Element and box listings:
▼▼▼
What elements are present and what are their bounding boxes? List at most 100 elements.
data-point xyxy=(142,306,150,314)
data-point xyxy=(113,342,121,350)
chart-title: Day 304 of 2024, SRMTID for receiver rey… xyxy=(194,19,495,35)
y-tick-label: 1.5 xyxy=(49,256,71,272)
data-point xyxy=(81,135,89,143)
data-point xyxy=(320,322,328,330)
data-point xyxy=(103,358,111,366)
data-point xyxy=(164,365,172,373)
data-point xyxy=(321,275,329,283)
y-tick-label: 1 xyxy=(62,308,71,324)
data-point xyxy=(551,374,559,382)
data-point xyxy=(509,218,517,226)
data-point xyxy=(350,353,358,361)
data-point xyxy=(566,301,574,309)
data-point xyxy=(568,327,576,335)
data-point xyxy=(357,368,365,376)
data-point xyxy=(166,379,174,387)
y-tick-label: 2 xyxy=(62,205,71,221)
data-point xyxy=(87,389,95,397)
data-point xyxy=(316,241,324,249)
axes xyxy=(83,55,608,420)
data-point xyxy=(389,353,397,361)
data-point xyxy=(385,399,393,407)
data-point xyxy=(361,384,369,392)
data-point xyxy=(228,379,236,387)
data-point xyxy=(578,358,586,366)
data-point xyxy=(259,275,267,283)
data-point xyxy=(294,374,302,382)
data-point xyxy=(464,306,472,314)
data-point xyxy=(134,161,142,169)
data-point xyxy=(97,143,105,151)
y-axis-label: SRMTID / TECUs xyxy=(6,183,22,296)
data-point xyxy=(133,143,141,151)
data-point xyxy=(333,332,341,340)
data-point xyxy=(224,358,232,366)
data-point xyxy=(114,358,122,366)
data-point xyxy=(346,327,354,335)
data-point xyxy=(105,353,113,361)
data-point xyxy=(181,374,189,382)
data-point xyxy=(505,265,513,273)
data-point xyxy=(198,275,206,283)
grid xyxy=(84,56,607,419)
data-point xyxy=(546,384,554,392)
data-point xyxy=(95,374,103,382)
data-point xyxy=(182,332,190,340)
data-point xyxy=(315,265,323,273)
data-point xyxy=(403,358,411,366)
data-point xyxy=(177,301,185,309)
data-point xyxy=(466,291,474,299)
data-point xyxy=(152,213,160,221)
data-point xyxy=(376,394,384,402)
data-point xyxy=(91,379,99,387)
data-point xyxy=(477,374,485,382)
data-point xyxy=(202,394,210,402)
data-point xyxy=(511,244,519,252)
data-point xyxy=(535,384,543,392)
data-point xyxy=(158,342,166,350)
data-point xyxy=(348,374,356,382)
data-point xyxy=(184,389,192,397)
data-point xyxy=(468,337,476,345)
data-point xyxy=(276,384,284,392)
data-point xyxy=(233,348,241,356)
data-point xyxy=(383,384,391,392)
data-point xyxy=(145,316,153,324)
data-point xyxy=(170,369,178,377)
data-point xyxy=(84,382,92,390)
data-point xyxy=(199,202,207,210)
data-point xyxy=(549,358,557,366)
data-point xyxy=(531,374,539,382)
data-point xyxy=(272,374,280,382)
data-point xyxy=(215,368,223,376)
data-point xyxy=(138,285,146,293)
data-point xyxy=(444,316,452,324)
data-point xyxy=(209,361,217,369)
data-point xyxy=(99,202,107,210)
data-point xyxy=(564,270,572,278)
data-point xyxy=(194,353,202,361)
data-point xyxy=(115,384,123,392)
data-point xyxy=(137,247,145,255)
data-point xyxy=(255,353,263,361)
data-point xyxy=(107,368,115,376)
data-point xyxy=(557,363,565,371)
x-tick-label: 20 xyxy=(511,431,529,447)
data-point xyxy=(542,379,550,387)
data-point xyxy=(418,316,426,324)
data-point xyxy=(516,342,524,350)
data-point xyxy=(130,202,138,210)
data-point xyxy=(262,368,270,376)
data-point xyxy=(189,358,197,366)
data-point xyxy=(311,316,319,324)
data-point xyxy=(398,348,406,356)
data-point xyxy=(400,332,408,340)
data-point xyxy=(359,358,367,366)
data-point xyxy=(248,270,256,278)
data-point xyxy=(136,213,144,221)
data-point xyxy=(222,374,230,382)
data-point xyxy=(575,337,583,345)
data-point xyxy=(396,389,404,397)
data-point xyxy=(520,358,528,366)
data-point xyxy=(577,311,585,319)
▲▲▲
## Job
Please put the part that opens with the first line of the rows and closes with the line containing "data-point xyxy=(97,143,105,151)", both ends included, into a Markdown table with two columns: Number for the line's position and Line for its text. Leave out any blank lines.

## Task solution
| Number | Line |
|---|---|
| 1 | What elements are present and what are their bounding boxes? List at most 100 elements. |
| 2 | data-point xyxy=(142,306,150,314) |
| 3 | data-point xyxy=(113,342,121,350) |
| 4 | chart-title: Day 304 of 2024, SRMTID for receiver rey… xyxy=(194,19,495,35) |
| 5 | y-tick-label: 1.5 xyxy=(49,256,71,272) |
| 6 | data-point xyxy=(81,135,89,143) |
| 7 | data-point xyxy=(320,322,328,330) |
| 8 | data-point xyxy=(103,358,111,366) |
| 9 | data-point xyxy=(164,365,172,373) |
| 10 | data-point xyxy=(321,275,329,283) |
| 11 | y-tick-label: 1 xyxy=(62,308,71,324) |
| 12 | data-point xyxy=(551,374,559,382) |
| 13 | data-point xyxy=(509,218,517,226) |
| 14 | data-point xyxy=(350,353,358,361) |
| 15 | data-point xyxy=(566,301,574,309) |
| 16 | data-point xyxy=(568,327,576,335) |
| 17 | data-point xyxy=(357,368,365,376) |
| 18 | data-point xyxy=(166,379,174,387) |
| 19 | y-tick-label: 2 xyxy=(62,205,71,221) |
| 20 | data-point xyxy=(87,389,95,397) |
| 21 | data-point xyxy=(316,241,324,249) |
| 22 | axes xyxy=(83,55,608,420) |
| 23 | data-point xyxy=(389,353,397,361) |
| 24 | data-point xyxy=(385,399,393,407) |
| 25 | data-point xyxy=(361,384,369,392) |
| 26 | data-point xyxy=(228,379,236,387) |
| 27 | data-point xyxy=(578,358,586,366) |
| 28 | data-point xyxy=(259,275,267,283) |
| 29 | data-point xyxy=(294,374,302,382) |
| 30 | data-point xyxy=(464,306,472,314) |
| 31 | data-point xyxy=(134,161,142,169) |
| 32 | data-point xyxy=(97,143,105,151) |